* _Exercise directions_
Write the material out again exactly.

Begin Data extract

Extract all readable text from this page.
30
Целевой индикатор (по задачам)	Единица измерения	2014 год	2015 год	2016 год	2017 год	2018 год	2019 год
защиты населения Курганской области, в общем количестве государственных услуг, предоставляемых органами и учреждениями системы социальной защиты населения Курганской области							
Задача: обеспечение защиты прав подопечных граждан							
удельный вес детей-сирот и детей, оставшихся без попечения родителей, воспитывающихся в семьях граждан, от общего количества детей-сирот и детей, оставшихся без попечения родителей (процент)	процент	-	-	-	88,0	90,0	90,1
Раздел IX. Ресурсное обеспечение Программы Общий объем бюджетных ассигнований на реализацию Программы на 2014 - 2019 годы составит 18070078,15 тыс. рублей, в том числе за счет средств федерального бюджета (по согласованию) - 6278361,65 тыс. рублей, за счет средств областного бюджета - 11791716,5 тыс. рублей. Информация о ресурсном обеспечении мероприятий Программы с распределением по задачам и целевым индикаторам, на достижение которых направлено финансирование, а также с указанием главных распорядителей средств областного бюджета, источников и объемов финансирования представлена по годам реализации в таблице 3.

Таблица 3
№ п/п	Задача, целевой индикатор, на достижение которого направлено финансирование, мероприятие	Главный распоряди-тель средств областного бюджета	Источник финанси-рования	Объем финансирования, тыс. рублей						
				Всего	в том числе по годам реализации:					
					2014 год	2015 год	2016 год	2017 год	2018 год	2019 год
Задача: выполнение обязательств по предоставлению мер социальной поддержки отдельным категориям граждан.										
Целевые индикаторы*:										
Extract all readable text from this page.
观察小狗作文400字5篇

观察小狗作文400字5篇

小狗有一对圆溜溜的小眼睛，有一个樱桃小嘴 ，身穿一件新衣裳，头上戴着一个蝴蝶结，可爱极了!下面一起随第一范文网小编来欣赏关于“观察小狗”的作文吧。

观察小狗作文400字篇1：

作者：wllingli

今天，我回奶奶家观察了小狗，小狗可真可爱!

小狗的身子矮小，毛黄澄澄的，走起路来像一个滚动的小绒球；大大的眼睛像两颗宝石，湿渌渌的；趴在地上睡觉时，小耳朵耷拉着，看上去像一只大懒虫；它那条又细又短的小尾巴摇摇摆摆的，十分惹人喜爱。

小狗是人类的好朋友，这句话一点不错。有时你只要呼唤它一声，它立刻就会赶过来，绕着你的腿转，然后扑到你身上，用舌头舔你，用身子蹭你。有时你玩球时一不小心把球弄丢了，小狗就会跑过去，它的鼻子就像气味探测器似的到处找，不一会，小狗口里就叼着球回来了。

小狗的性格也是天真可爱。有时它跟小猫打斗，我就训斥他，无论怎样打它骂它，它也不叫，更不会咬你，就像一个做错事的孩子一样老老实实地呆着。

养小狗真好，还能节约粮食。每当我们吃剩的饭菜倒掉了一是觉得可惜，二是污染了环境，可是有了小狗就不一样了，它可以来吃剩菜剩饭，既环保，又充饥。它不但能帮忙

End Data extract

* _Result_
Extract all readable text from this page.
30
Целевой индикатор (по задачам)	Единица измерения	2014 год	2015 год	2016 год	2017 год	2018 год	2019 год
защиты населения Курганской области, в общем количестве государственных услуг, предоставляемых органами и учреждениями системы социальной защиты населения Курганской области							
Задача: обеспечение защиты прав подопечных граждан							
удельный вес детей-сирот и детей, оставшихся без попечения родителей, воспитывающихся в семьях граждан, от общего количества детей-сирот и детей, оставшихся без попечения родителей (процент)	процент	-	-	-	88,0	90,0	90,1
Раздел IX. Ресурсное обеспечение Программы Общий объем бюджетных ассигнований на реализацию Программы на 2014 - 2019 годы составит 18070078,15 тыс. рублей, в том числе за счет средств федерального бюджета (по согласованию) - 6278361,65 тыс. рублей, за счет средств областного бюджета - 11791716,5 тыс. рублей. Информация о ресурсном обеспечении мероприятий Программы с распределением по задачам и целевым индикаторам, на достижение которых направлено финансирование, а также с указанием главных распорядителей средств областного бюджета, источников и объемов финансирования представлена по годам реализации в таблице 3.

Таблица 3
№ п/п	Задача, целевой индикатор, на достижение которого направлено финансирование, мероприятие	Главный распоряди-тель средств областного бюджета	Источник финанси-рования	Объем финансирования, тыс. рублей						
				Всего	в том числе по годам реализации:					
					2014 год	2015 год	2016 год	2017 год	2018 год	2019 год
Задача: выполнение обязательств по предоставлению мер социальной поддержки отдельным категориям граждан.										
Целевые индикаторы*:										
Extract all readable text from this page.
观察小狗作文400字5篇

观察小狗作文400字5篇

小狗有一对圆溜溜的小眼睛，有一个樱桃小嘴 ，身穿一件新衣裳，头上戴着一个蝴蝶结，可爱极了!下面一起随第一范文网小编来欣赏关于“观察小狗”的作文吧。

观察小狗作文400字篇1：

作者：wllingli

今天，我回奶奶家观察了小狗，小狗可真可爱!

小狗的身子矮小，毛黄澄澄的，走起路来像一个滚动的小绒球；大大的眼睛像两颗宝石，湿渌渌的；趴在地上睡觉时，小耳朵耷拉着，看上去像一只大懒虫；它那条又细又短的小尾巴摇摇摆摆的，十分惹人喜爱。

小狗是人类的好朋友，这句话一点不错。有时你只要呼唤它一声，它立刻就会赶过来，绕着你的腿转，然后扑到你身上，用舌头舔你，用身子蹭你。有时你玩球时一不小心把球弄丢了，小狗就会跑过去，它的鼻子就像气味探测器似的到处找，不一会，小狗口里就叼着球回来了。

小狗的性格也是天真可爱。有时它跟小猫打斗，我就训斥他，无论怎样打它骂它，它也不叫，更不会咬你，就像一个做错事的孩子一样老老实实地呆着。

养小狗真好，还能节约粮食。每当我们吃剩的饭菜倒掉了一是觉得可惜，二是污染了环境，可是有了小狗就不一样了，它可以来吃剩菜剩饭，既环保，又充饥。它不但能帮忙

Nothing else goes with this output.